→ Stated problem: Output every line of the entries below as a numbered list, leaving out blank lines and any pictures.

→ Available records:
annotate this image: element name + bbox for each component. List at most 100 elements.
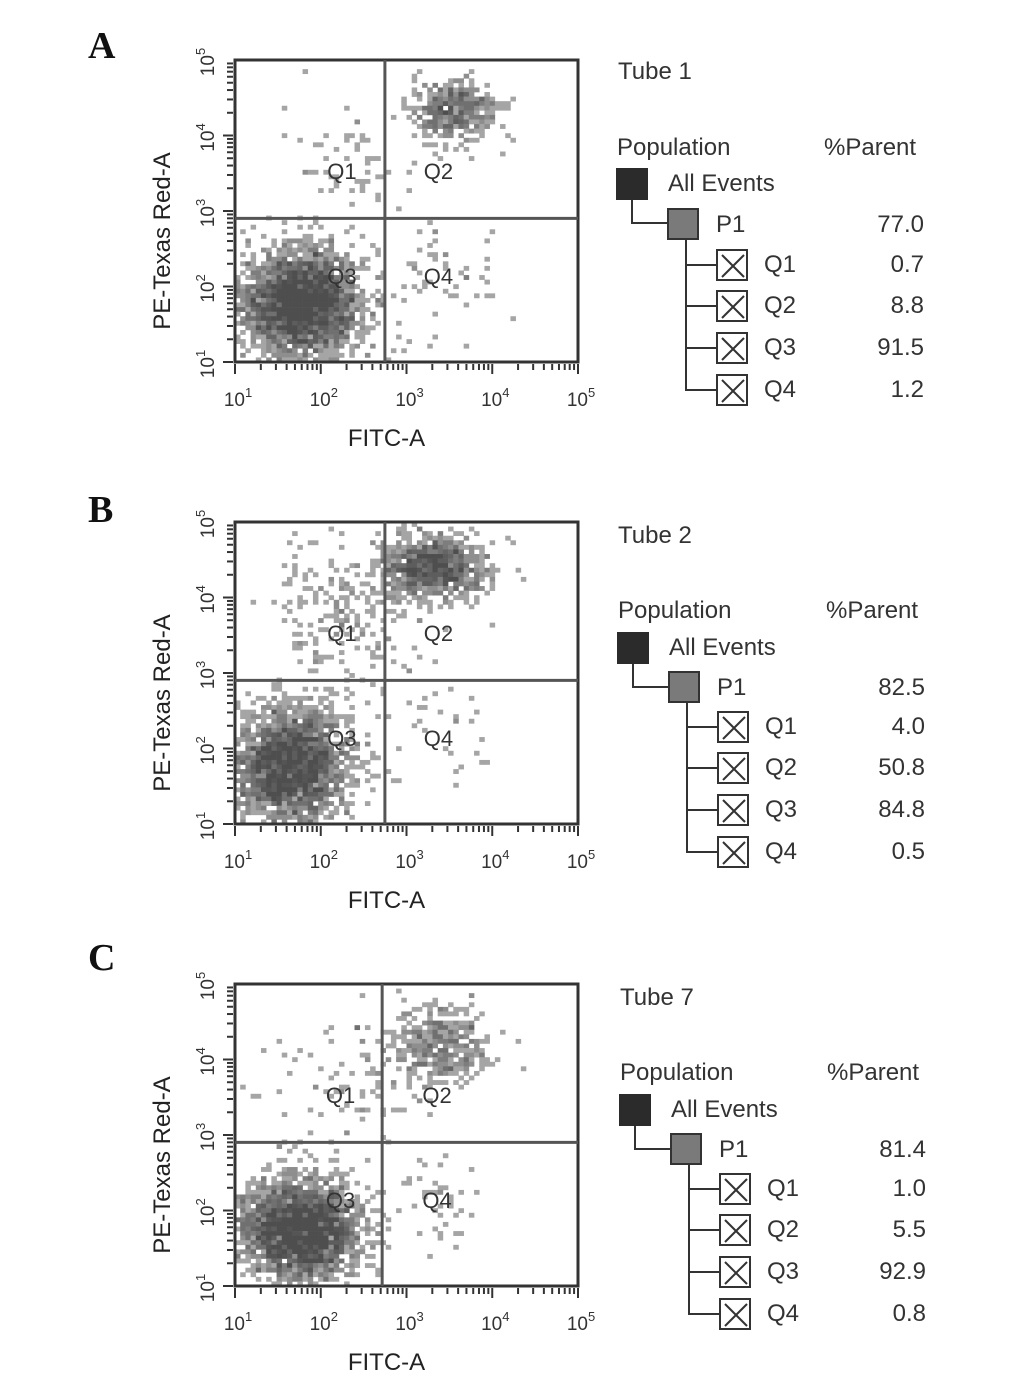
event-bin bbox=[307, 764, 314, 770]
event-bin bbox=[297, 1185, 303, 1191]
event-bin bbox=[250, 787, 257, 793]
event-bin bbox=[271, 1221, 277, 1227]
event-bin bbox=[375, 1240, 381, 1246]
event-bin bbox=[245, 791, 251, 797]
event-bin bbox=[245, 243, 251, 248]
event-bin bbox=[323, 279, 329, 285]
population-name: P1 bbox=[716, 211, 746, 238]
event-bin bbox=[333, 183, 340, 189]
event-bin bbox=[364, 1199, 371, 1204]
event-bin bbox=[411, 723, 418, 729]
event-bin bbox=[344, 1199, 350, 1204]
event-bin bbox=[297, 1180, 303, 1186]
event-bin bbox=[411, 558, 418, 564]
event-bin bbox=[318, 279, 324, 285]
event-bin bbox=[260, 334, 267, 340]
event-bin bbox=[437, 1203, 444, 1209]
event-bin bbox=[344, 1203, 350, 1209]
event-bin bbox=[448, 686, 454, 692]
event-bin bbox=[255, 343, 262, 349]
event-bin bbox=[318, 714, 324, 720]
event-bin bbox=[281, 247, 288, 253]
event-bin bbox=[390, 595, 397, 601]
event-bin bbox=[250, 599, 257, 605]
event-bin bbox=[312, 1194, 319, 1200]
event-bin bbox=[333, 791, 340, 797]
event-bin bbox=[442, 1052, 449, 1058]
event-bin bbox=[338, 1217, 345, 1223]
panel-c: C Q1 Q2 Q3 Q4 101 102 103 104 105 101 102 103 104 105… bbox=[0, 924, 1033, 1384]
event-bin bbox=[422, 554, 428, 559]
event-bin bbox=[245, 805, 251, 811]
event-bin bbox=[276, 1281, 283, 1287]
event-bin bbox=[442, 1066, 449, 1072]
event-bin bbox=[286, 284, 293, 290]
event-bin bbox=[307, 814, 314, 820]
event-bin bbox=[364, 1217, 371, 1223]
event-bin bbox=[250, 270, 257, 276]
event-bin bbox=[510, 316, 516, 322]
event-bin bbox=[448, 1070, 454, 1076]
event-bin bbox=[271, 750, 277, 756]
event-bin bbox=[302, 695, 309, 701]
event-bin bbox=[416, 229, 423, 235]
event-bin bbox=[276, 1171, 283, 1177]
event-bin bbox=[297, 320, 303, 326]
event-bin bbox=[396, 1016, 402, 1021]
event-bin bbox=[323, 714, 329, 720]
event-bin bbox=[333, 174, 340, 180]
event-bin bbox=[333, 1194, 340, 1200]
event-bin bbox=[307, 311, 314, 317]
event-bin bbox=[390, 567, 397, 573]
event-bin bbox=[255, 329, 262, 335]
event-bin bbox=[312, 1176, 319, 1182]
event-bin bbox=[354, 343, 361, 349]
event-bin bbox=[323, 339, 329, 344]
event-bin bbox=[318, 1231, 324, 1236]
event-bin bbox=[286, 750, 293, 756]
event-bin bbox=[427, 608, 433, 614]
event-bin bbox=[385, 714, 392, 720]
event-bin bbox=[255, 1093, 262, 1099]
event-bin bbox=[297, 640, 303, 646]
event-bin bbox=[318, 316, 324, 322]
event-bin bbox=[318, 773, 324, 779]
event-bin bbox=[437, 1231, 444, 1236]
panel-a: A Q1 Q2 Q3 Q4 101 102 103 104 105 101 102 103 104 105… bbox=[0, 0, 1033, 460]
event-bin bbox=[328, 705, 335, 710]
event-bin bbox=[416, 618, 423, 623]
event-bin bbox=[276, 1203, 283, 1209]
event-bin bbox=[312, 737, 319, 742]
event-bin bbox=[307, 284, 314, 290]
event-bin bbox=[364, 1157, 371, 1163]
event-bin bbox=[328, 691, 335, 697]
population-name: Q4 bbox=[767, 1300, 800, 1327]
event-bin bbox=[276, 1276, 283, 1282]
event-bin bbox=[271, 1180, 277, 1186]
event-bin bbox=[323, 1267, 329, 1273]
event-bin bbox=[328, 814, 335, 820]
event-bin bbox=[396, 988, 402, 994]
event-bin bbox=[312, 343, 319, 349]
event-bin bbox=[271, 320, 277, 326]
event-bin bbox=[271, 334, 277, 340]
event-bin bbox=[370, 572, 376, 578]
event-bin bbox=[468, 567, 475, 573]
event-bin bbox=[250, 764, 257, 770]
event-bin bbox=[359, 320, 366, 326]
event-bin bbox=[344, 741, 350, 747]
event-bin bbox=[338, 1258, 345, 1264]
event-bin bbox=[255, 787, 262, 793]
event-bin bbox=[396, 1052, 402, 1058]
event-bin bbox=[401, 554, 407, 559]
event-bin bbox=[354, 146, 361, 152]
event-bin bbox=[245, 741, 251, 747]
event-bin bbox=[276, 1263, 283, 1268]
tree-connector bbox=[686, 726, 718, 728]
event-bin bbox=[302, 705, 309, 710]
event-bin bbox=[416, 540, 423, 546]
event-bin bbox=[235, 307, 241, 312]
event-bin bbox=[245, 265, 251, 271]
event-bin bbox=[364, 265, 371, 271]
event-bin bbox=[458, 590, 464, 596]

→ Reply:
1. annotate this image: element name + bbox for each component. List at most 100 elements.
2. event-bin bbox=[307, 764, 314, 770]
3. event-bin bbox=[297, 1185, 303, 1191]
4. event-bin bbox=[250, 787, 257, 793]
5. event-bin bbox=[271, 1221, 277, 1227]
6. event-bin bbox=[375, 1240, 381, 1246]
7. event-bin bbox=[245, 791, 251, 797]
8. event-bin bbox=[245, 243, 251, 248]
9. event-bin bbox=[323, 279, 329, 285]
10. population-name: P1 bbox=[716, 211, 746, 238]
11. event-bin bbox=[333, 183, 340, 189]
12. event-bin bbox=[364, 1199, 371, 1204]
13. event-bin bbox=[411, 723, 418, 729]
14. event-bin bbox=[344, 1199, 350, 1204]
15. event-bin bbox=[297, 1180, 303, 1186]
16. event-bin bbox=[411, 558, 418, 564]
17. event-bin bbox=[318, 279, 324, 285]
18. event-bin bbox=[260, 334, 267, 340]
19. event-bin bbox=[437, 1203, 444, 1209]
20. event-bin bbox=[344, 1203, 350, 1209]
21. event-bin bbox=[448, 686, 454, 692]
22. event-bin bbox=[255, 343, 262, 349]
23. event-bin bbox=[318, 714, 324, 720]
24. event-bin bbox=[281, 247, 288, 253]
25. event-bin bbox=[390, 595, 397, 601]
26. event-bin bbox=[250, 599, 257, 605]
27. event-bin bbox=[312, 1194, 319, 1200]
28. event-bin bbox=[333, 791, 340, 797]
29. event-bin bbox=[442, 1052, 449, 1058]
30. event-bin bbox=[338, 1217, 345, 1223]
31. panel-c: C Q1 Q2 Q3 Q4 101 102 103 104 105 101 102 103 104 105… bbox=[0, 924, 1033, 1384]
32. event-bin bbox=[422, 554, 428, 559]
33. event-bin bbox=[245, 805, 251, 811]
34. event-bin bbox=[276, 1281, 283, 1287]
35. event-bin bbox=[442, 1066, 449, 1072]
36. event-bin bbox=[286, 284, 293, 290]
37. event-bin bbox=[307, 814, 314, 820]
38. event-bin bbox=[364, 1217, 371, 1223]
39. event-bin bbox=[250, 270, 257, 276]
40. event-bin bbox=[510, 316, 516, 322]
41. event-bin bbox=[448, 1070, 454, 1076]
42. event-bin bbox=[271, 750, 277, 756]
43. event-bin bbox=[302, 695, 309, 701]
44. event-bin bbox=[416, 229, 423, 235]
45. event-bin bbox=[276, 1171, 283, 1177]
46. event-bin bbox=[297, 320, 303, 326]
47. event-bin bbox=[396, 1016, 402, 1021]
48. event-bin bbox=[323, 714, 329, 720]
49. event-bin bbox=[333, 174, 340, 180]
50. event-bin bbox=[333, 1194, 340, 1200]
51. event-bin bbox=[307, 311, 314, 317]
52. event-bin bbox=[390, 567, 397, 573]
53. event-bin bbox=[255, 329, 262, 335]
54. event-bin bbox=[312, 1176, 319, 1182]
55. event-bin bbox=[354, 343, 361, 349]
56. event-bin bbox=[323, 339, 329, 344]
57. event-bin bbox=[318, 1231, 324, 1236]
58. event-bin bbox=[286, 750, 293, 756]
59. event-bin bbox=[427, 608, 433, 614]
60. event-bin bbox=[385, 714, 392, 720]
61. event-bin bbox=[255, 1093, 262, 1099]
62. event-bin bbox=[297, 640, 303, 646]
63. event-bin bbox=[318, 316, 324, 322]
64. event-bin bbox=[318, 773, 324, 779]
65. event-bin bbox=[437, 1231, 444, 1236]
66. panel-a: A Q1 Q2 Q3 Q4 101 102 103 104 105 101 102 103 104 105… bbox=[0, 0, 1033, 460]
67. event-bin bbox=[328, 705, 335, 710]
68. event-bin bbox=[416, 618, 423, 623]
69. event-bin bbox=[276, 1203, 283, 1209]
70. event-bin bbox=[312, 737, 319, 742]
71. event-bin bbox=[307, 284, 314, 290]
72. event-bin bbox=[364, 1157, 371, 1163]
73. event-bin bbox=[328, 691, 335, 697]
74. population-name: Q4 bbox=[767, 1300, 800, 1327]
75. event-bin bbox=[276, 1276, 283, 1282]
76. event-bin bbox=[271, 1180, 277, 1186]
77. event-bin bbox=[323, 1267, 329, 1273]
78. event-bin bbox=[328, 814, 335, 820]
79. event-bin bbox=[396, 988, 402, 994]
80. event-bin bbox=[312, 343, 319, 349]
81. event-bin bbox=[271, 320, 277, 326]
82. event-bin bbox=[271, 334, 277, 340]
83. event-bin bbox=[370, 572, 376, 578]
84. event-bin bbox=[468, 567, 475, 573]
85. event-bin bbox=[250, 764, 257, 770]
86. event-bin bbox=[359, 320, 366, 326]
87. event-bin bbox=[344, 741, 350, 747]
88. event-bin bbox=[338, 1258, 345, 1264]
89. event-bin bbox=[255, 787, 262, 793]
90. event-bin bbox=[396, 1052, 402, 1058]
91. event-bin bbox=[401, 554, 407, 559]
92. event-bin bbox=[354, 146, 361, 152]
93. event-bin bbox=[245, 741, 251, 747]
94. event-bin bbox=[276, 1263, 283, 1268]
95. tree-connector bbox=[686, 726, 718, 728]
96. event-bin bbox=[302, 705, 309, 710]
97. event-bin bbox=[416, 540, 423, 546]
98. event-bin bbox=[235, 307, 241, 312]
99. event-bin bbox=[245, 265, 251, 271]
100. event-bin bbox=[364, 265, 371, 271]
101. event-bin bbox=[458, 590, 464, 596]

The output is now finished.